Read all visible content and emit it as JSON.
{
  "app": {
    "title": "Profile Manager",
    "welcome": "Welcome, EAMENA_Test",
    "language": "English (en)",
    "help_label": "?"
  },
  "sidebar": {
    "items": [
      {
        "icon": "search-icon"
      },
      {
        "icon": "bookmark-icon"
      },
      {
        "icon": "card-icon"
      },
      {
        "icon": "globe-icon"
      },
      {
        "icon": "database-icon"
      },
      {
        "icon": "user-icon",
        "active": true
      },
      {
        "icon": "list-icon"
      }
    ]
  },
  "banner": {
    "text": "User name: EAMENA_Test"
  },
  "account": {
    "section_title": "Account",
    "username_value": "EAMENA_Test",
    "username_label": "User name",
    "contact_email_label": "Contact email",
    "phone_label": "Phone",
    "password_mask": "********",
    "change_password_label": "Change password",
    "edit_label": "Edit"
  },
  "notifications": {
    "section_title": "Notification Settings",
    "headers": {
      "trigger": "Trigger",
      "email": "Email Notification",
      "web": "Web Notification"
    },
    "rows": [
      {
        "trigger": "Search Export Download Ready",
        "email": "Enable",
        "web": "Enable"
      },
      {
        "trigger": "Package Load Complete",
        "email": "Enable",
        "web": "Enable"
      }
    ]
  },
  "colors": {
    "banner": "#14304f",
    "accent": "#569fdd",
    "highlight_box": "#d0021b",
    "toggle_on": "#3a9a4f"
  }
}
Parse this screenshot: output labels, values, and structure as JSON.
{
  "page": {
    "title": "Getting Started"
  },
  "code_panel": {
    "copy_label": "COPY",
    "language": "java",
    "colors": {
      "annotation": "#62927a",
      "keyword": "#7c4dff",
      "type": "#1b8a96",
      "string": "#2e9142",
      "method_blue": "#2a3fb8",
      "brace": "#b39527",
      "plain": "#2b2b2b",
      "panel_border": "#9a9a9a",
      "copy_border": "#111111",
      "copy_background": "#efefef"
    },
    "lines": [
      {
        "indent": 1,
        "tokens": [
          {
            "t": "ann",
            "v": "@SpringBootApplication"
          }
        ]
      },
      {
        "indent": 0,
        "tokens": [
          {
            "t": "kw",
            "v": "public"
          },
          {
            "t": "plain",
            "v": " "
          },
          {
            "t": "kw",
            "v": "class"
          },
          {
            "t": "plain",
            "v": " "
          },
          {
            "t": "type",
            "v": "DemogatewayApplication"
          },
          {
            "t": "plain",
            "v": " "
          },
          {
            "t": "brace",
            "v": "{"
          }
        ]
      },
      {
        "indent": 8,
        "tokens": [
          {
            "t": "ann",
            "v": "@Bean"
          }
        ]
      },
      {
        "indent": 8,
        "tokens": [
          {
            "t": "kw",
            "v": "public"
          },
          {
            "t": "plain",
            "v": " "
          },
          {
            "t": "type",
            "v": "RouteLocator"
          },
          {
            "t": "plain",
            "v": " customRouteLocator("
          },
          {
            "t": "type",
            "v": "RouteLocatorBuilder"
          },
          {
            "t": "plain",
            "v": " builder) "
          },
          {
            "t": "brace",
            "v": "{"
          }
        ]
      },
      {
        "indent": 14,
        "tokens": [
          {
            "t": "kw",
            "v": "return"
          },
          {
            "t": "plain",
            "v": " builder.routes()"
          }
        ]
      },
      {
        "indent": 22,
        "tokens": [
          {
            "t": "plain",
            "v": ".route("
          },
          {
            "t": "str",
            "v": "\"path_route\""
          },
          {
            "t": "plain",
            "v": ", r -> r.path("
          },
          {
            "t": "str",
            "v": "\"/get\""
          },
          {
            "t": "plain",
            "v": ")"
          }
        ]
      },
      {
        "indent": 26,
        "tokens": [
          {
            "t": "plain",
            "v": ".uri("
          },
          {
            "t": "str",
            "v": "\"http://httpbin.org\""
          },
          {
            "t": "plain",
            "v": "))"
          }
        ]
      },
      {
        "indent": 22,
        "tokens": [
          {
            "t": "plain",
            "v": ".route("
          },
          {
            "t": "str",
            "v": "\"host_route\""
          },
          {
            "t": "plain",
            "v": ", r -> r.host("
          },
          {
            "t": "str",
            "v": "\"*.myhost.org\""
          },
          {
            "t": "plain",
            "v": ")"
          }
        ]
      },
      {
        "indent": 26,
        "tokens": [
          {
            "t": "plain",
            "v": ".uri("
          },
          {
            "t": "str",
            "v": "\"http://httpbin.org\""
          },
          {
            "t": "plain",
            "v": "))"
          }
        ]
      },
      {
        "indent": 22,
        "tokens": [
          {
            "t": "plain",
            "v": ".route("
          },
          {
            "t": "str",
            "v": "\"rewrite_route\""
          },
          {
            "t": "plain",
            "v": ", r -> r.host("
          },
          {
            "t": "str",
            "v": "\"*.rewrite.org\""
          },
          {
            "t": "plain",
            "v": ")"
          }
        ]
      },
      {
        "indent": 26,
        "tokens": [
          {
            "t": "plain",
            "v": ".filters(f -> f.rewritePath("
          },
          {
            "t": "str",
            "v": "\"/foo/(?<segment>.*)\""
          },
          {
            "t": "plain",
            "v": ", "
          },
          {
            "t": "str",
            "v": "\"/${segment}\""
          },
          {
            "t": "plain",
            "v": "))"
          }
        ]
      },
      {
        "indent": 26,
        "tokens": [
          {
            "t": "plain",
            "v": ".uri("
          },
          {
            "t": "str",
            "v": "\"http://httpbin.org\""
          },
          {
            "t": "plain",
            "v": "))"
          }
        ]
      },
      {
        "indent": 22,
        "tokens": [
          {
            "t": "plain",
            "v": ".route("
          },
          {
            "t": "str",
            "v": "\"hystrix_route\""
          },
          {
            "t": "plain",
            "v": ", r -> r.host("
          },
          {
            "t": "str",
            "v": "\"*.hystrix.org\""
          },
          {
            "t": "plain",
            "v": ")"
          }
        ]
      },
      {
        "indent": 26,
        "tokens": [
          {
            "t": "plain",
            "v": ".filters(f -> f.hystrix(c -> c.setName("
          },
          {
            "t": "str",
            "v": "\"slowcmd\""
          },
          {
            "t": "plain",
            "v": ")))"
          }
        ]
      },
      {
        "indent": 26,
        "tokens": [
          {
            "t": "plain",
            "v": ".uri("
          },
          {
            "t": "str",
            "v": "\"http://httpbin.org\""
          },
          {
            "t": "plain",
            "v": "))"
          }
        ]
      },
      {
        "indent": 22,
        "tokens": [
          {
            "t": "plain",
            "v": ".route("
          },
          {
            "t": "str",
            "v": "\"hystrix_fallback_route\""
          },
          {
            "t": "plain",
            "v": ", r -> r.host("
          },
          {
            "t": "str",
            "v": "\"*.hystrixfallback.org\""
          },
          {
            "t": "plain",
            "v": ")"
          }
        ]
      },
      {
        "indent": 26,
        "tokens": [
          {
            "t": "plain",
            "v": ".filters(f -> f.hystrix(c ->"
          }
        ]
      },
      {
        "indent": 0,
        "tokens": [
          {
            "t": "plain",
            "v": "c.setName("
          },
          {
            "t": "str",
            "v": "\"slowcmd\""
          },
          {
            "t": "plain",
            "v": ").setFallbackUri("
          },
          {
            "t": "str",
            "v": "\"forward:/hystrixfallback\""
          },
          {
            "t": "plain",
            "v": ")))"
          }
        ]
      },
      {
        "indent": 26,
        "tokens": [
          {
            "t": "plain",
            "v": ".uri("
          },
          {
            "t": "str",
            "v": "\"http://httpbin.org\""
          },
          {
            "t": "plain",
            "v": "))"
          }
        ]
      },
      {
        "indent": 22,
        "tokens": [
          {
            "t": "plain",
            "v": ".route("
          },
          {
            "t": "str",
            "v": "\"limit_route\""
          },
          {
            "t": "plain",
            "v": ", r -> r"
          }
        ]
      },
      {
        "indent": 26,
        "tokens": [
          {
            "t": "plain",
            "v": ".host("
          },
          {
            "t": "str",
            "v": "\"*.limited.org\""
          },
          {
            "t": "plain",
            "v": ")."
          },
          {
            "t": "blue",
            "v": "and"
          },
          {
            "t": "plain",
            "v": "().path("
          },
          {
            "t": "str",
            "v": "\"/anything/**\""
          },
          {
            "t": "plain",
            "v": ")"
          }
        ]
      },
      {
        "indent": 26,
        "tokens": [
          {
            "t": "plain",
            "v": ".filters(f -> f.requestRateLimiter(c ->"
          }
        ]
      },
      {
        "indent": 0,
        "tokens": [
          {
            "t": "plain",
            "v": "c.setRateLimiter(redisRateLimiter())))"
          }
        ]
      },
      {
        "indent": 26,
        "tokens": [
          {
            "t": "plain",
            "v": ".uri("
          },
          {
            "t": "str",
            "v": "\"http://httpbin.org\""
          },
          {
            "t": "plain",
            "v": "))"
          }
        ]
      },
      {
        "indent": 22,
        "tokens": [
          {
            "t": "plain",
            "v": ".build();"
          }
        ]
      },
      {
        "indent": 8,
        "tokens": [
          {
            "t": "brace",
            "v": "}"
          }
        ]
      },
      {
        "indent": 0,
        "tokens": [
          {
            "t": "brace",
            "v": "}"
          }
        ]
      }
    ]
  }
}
----
Objective
Copy every line in the entries above that has the string "icon" in it.

Response
        "icon": "search-icon"
        "icon": "bookmark-icon"
        "icon": "card-icon"
        "icon": "globe-icon"
        "icon": "database-icon"
        "icon": "user-icon",
        "icon": "list-icon"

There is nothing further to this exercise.